§ Written problem:
Return the records in full, exactly as given.
========
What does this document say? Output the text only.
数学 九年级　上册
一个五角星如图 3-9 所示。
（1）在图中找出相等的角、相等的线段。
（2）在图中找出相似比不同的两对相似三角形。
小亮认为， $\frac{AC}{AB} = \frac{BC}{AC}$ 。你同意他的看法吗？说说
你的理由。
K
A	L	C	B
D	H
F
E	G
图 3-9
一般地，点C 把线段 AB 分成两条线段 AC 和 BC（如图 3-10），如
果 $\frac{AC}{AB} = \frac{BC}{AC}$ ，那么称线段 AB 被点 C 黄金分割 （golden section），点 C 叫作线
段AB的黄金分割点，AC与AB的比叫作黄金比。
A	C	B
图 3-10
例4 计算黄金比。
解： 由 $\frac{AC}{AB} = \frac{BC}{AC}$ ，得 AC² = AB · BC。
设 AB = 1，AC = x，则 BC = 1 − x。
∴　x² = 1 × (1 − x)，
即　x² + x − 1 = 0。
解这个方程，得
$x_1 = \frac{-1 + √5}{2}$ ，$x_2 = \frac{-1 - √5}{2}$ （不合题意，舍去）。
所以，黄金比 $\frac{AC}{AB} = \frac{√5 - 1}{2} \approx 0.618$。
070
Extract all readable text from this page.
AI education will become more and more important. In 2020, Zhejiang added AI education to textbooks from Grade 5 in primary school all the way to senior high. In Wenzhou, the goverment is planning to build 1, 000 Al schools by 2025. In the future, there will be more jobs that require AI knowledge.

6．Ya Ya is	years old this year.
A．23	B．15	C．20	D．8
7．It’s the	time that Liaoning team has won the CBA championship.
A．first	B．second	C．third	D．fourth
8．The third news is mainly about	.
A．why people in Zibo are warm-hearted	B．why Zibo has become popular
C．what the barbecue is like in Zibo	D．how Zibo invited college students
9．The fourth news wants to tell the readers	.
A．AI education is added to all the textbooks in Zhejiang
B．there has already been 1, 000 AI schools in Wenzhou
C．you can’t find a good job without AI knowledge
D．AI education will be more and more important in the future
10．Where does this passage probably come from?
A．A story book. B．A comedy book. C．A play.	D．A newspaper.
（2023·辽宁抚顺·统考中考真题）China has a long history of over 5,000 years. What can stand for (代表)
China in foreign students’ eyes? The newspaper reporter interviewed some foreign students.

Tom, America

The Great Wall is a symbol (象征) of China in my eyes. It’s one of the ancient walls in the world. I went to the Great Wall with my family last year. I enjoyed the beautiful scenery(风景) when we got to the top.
========
§ Exercise output:
What does this document say? Output the text only.
数学 九年级　上册
一个五角星如图 3-9 所示。
（1）在图中找出相等的角、相等的线段。
（2）在图中找出相似比不同的两对相似三角形。
小亮认为， $\frac{AC}{AB} = \frac{BC}{AC}$ 。你同意他的看法吗？说说
你的理由。
K
A	L	C	B
D	H
F
E	G
图 3-9
一般地，点C 把线段 AB 分成两条线段 AC 和 BC（如图 3-10），如
果 $\frac{AC}{AB} = \frac{BC}{AC}$ ，那么称线段 AB 被点 C 黄金分割 （golden section），点 C 叫作线
段AB的黄金分割点，AC与AB的比叫作黄金比。
A	C	B
图 3-10
例4 计算黄金比。
解： 由 $\frac{AC}{AB} = \frac{BC}{AC}$ ，得 AC² = AB · BC。
设 AB = 1，AC = x，则 BC = 1 − x。
∴　x² = 1 × (1 − x)，
即　x² + x − 1 = 0。
解这个方程，得
$x_1 = \frac{-1 + √5}{2}$ ，$x_2 = \frac{-1 - √5}{2}$ （不合题意，舍去）。
所以，黄金比 $\frac{AC}{AB} = \frac{√5 - 1}{2} \approx 0.618$。
070
Extract all readable text from this page.
AI education will become more and more important. In 2020, Zhejiang added AI education to textbooks from Grade 5 in primary school all the way to senior high. In Wenzhou, the goverment is planning to build 1, 000 Al schools by 2025. In the future, there will be more jobs that require AI knowledge.

6．Ya Ya is	years old this year.
A．23	B．15	C．20	D．8
7．It’s the	time that Liaoning team has won the CBA championship.
A．first	B．second	C．third	D．fourth
8．The third news is mainly about	.
A．why people in Zibo are warm-hearted	B．why Zibo has become popular
C．what the barbecue is like in Zibo	D．how Zibo invited college students
9．The fourth news wants to tell the readers	.
A．AI education is added to all the textbooks in Zhejiang
B．there has already been 1, 000 AI schools in Wenzhou
C．you can’t find a good job without AI knowledge
D．AI education will be more and more important in the future
10．Where does this passage probably come from?
A．A story book. B．A comedy book. C．A play.	D．A newspaper.
（2023·辽宁抚顺·统考中考真题）China has a long history of over 5,000 years. What can stand for (代表)
China in foreign students’ eyes? The newspaper reporter interviewed some foreign students.

Tom, America

The Great Wall is a symbol (象征) of China in my eyes. It’s one of the ancient walls in the world. I went to the Great Wall with my family last year. I enjoyed the beautiful scenery(风景) when we got to the top.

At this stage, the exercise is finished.